THE EXERCISE: Copy each line of the material below that includes the string "this".

+---+

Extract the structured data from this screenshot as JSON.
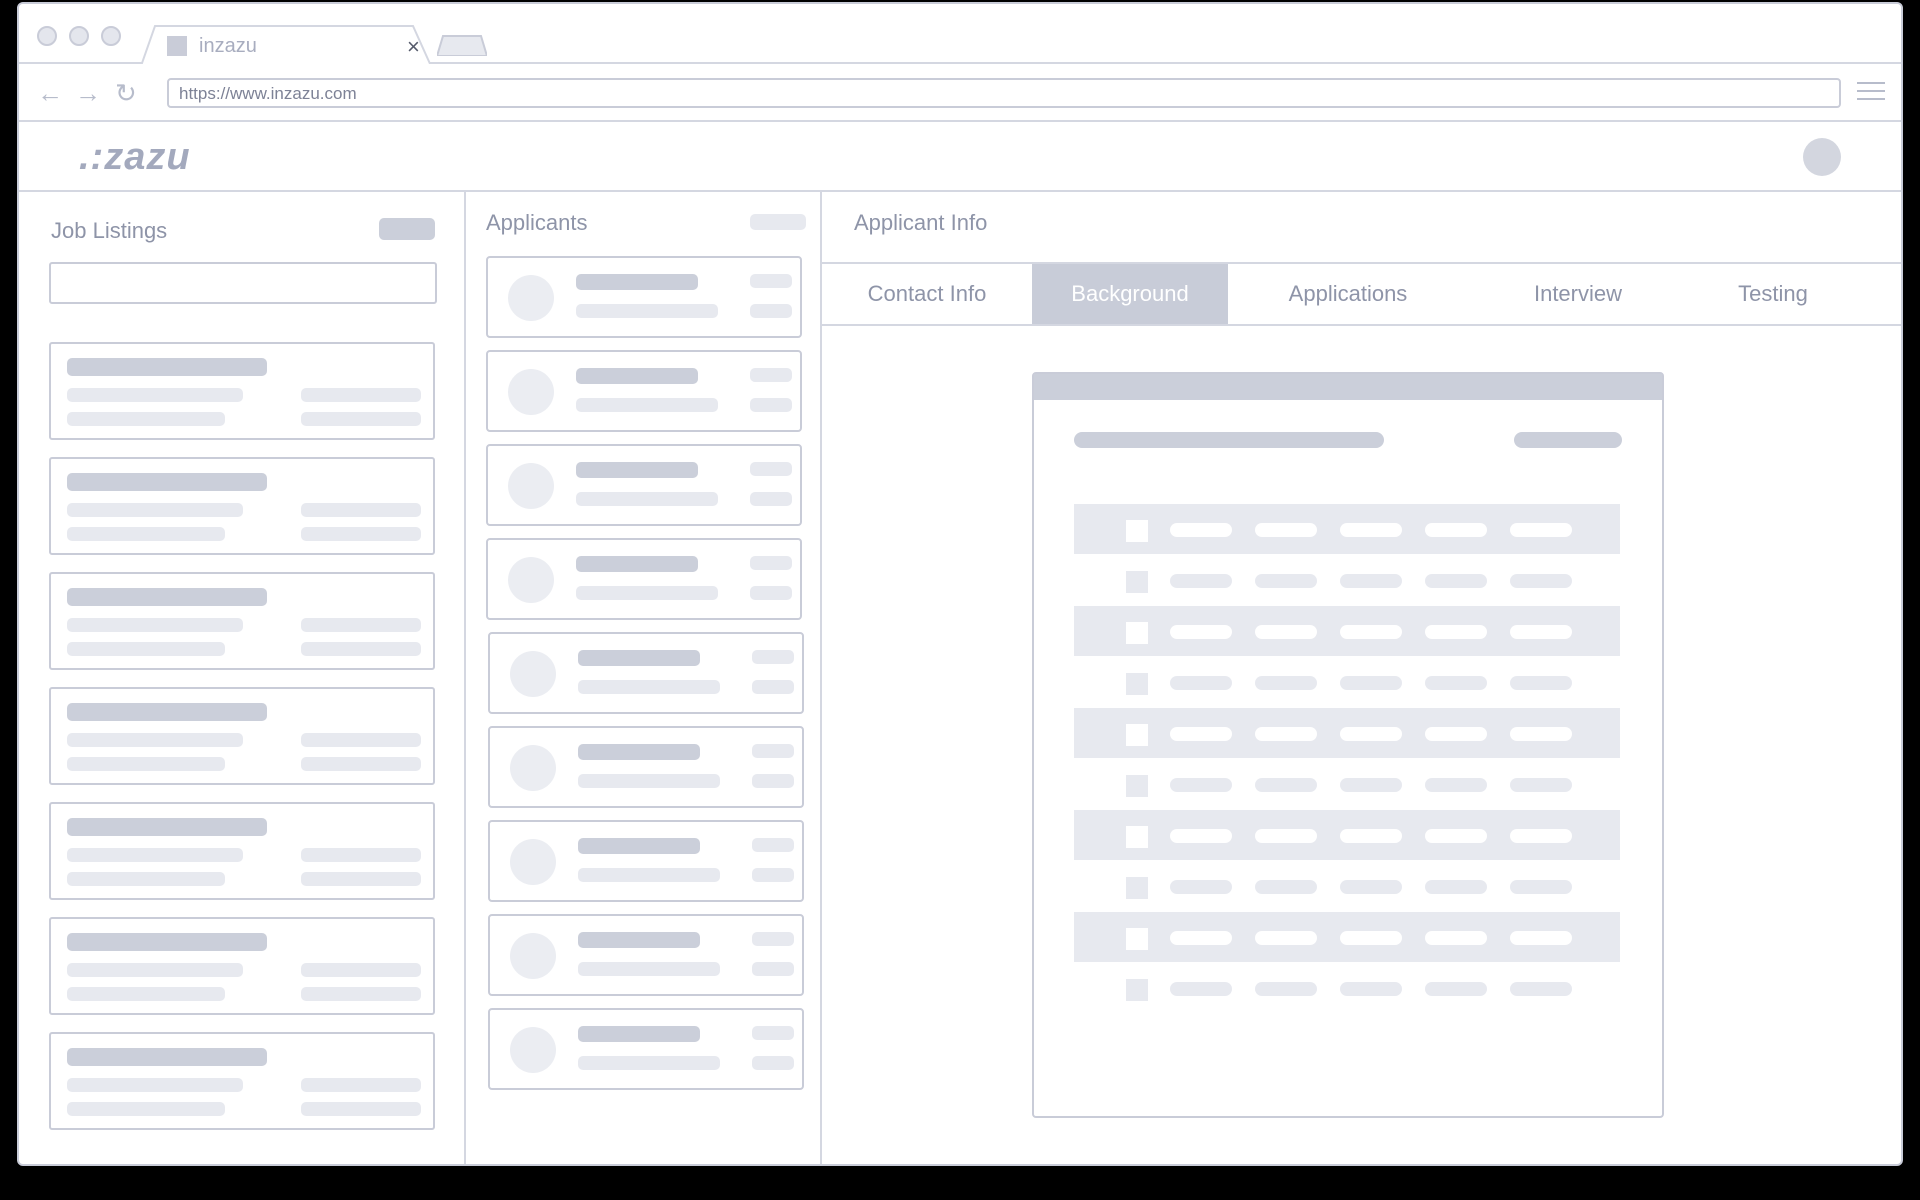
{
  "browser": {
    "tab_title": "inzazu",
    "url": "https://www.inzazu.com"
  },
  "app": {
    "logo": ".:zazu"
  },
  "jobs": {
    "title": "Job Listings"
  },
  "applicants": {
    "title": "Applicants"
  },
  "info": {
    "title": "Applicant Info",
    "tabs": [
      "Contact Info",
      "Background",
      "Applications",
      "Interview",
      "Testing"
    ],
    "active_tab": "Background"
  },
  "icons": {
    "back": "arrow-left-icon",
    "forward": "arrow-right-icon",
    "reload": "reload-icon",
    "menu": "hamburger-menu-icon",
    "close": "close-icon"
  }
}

+---+

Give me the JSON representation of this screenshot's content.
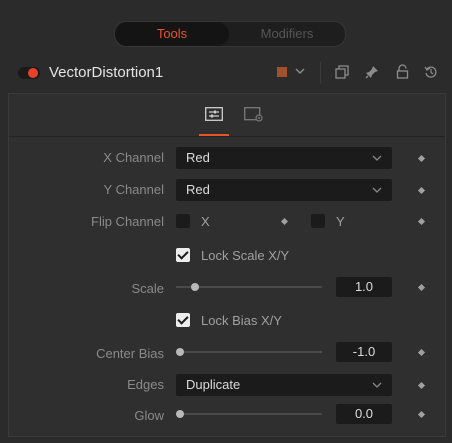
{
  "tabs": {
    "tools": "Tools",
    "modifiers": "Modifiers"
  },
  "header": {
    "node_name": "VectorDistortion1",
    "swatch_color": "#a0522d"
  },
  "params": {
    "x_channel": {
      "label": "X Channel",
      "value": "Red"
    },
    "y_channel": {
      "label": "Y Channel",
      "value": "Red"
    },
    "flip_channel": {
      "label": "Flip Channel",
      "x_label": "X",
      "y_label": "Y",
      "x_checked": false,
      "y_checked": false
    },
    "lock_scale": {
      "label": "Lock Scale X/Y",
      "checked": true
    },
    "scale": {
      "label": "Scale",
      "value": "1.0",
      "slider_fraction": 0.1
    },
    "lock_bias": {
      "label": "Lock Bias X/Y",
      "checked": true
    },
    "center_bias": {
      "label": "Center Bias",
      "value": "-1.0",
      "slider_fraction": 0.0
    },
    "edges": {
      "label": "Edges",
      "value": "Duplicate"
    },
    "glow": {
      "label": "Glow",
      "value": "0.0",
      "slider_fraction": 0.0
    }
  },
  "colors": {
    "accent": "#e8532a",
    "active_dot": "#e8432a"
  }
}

+---+

ANSWER TO THE PROBLEM:
Extract the structured data from this screenshot as JSON.
Give me the JSON representation of this screenshot's content.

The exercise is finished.